'''

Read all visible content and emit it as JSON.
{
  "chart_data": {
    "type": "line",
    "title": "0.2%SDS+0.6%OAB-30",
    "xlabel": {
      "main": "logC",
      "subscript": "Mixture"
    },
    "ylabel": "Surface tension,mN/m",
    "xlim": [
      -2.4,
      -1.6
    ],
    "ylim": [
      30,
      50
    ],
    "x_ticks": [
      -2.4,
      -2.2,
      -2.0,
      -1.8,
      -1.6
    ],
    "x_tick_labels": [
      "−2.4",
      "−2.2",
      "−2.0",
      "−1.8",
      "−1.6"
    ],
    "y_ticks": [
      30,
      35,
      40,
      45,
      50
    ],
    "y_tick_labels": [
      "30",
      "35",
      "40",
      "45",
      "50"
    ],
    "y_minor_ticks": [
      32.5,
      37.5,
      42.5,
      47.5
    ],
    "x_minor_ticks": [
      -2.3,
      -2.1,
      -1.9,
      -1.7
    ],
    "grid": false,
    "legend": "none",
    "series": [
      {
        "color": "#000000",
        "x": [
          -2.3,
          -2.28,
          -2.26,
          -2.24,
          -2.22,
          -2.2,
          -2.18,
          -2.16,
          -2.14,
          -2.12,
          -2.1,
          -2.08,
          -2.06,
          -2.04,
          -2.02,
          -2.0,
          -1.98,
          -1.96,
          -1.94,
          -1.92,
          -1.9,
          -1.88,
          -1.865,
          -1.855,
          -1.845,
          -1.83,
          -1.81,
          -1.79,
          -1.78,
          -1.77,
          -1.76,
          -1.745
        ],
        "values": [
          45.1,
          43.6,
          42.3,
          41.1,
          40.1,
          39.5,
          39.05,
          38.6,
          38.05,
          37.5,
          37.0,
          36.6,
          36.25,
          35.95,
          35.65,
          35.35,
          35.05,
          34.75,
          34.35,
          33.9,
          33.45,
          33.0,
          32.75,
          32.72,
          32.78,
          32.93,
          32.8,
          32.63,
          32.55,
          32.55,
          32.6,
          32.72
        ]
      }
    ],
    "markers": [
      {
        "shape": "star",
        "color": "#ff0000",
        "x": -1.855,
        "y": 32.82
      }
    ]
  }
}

'''

- _Exercise directions_
Type out the entries again, word for word.

- _Worked solution_
Read all visible content and emit it as JSON.
{
  "chart_data": {
    "type": "line",
    "title": "0.2%SDS+0.6%OAB-30",
    "xlabel": {
      "main": "logC",
      "subscript": "Mixture"
    },
    "ylabel": "Surface tension,mN/m",
    "xlim": [
      -2.4,
      -1.6
    ],
    "ylim": [
      30,
      50
    ],
    "x_ticks": [
      -2.4,
      -2.2,
      -2.0,
      -1.8,
      -1.6
    ],
    "x_tick_labels": [
      "−2.4",
      "−2.2",
      "−2.0",
      "−1.8",
      "−1.6"
    ],
    "y_ticks": [
      30,
      35,
      40,
      45,
      50
    ],
    "y_tick_labels": [
      "30",
      "35",
      "40",
      "45",
      "50"
    ],
    "y_minor_ticks": [
      32.5,
      37.5,
      42.5,
      47.5
    ],
    "x_minor_ticks": [
      -2.3,
      -2.1,
      -1.9,
      -1.7
    ],
    "grid": false,
    "legend": "none",
    "series": [
      {
        "color": "#000000",
        "x": [
          -2.3,
          -2.28,
          -2.26,
          -2.24,
          -2.22,
          -2.2,
          -2.18,
          -2.16,
          -2.14,
          -2.12,
          -2.1,
          -2.08,
          -2.06,
          -2.04,
          -2.02,
          -2.0,
          -1.98,
          -1.96,
          -1.94,
          -1.92,
          -1.9,
          -1.88,
          -1.865,
          -1.855,
          -1.845,
          -1.83,
          -1.81,
          -1.79,
          -1.78,
          -1.77,
          -1.76,
          -1.745
        ],
        "values": [
          45.1,
          43.6,
          42.3,
          41.1,
          40.1,
          39.5,
          39.05,
          38.6,
          38.05,
          37.5,
          37.0,
          36.6,
          36.25,
          35.95,
          35.65,
          35.35,
          35.05,
          34.75,
          34.35,
          33.9,
          33.45,
          33.0,
          32.75,
          32.72,
          32.78,
          32.93,
          32.8,
          32.63,
          32.55,
          32.55,
          32.6,
          32.72
        ]
      }
    ],
    "markers": [
      {
        "shape": "star",
        "color": "#ff0000",
        "x": -1.855,
        "y": 32.82
      }
    ]
  }
}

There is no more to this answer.